Work to be completed
Copy out, from the entries below, each line holding the string "ylabel".

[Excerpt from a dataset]
- - -

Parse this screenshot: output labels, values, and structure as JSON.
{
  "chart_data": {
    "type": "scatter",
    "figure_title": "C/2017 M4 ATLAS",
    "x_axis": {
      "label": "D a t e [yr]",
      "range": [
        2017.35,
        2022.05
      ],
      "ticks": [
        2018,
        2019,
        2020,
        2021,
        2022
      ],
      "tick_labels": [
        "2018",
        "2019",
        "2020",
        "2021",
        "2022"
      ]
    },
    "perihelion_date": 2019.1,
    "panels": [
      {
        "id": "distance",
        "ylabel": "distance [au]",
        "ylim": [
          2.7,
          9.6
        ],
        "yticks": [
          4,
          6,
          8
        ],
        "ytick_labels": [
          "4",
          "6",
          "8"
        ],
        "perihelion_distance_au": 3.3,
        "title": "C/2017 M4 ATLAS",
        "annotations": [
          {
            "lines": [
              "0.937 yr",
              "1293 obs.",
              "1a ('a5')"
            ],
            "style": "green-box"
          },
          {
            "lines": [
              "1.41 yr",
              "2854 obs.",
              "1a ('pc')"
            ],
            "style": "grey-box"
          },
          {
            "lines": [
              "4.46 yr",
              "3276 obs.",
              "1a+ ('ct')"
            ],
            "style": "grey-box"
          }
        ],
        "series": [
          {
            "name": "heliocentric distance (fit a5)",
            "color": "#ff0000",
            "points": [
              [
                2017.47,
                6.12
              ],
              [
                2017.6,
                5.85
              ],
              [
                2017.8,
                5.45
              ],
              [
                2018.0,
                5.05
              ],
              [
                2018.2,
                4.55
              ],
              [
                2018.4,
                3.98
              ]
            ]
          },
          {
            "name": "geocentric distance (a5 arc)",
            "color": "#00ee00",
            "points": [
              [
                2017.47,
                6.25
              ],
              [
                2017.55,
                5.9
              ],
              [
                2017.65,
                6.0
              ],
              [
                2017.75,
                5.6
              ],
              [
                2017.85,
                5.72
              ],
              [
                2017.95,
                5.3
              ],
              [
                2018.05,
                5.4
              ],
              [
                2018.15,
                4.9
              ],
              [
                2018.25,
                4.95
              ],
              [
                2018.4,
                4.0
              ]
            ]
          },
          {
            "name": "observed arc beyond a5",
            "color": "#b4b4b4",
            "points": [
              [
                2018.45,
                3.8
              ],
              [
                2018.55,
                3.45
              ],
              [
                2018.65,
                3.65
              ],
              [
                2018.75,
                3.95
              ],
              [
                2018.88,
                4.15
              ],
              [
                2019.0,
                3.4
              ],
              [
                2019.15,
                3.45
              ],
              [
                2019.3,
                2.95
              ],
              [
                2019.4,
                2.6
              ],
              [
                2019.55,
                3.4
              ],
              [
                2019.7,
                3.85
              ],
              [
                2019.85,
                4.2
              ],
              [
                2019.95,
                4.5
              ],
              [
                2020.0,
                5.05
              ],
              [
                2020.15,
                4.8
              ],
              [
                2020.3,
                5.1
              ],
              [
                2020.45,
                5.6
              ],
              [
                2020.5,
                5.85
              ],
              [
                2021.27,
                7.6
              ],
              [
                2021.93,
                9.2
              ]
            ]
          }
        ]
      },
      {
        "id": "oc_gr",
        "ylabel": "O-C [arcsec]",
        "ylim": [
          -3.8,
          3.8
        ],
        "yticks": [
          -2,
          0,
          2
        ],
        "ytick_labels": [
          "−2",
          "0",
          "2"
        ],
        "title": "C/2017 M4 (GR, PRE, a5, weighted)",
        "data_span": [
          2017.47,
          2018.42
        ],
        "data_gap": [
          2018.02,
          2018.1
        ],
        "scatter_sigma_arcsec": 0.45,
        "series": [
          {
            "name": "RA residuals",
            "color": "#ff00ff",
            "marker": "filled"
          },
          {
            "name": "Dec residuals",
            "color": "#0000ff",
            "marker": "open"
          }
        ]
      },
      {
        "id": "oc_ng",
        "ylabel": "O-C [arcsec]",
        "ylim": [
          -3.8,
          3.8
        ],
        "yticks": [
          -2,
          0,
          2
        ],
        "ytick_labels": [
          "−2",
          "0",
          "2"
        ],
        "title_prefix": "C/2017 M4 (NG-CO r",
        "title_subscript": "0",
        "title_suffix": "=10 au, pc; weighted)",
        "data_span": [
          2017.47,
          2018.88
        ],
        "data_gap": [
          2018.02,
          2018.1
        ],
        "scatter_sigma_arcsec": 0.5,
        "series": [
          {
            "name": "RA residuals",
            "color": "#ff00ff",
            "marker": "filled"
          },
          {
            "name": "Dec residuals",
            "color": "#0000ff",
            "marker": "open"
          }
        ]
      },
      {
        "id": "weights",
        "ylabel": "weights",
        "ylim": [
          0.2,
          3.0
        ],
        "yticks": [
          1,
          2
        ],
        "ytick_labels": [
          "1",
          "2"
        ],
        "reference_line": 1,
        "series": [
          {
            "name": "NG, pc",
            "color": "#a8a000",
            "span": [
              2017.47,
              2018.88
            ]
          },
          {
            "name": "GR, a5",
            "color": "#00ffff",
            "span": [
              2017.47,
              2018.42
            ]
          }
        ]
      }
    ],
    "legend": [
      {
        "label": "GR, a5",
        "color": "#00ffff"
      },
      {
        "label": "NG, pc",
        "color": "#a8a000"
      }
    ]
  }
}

- - -

Expected answer
        "ylabel": "distance [au]",
        "ylabel": "O-C [arcsec]",
        "ylabel": "O-C [arcsec]",
        "ylabel": "weights",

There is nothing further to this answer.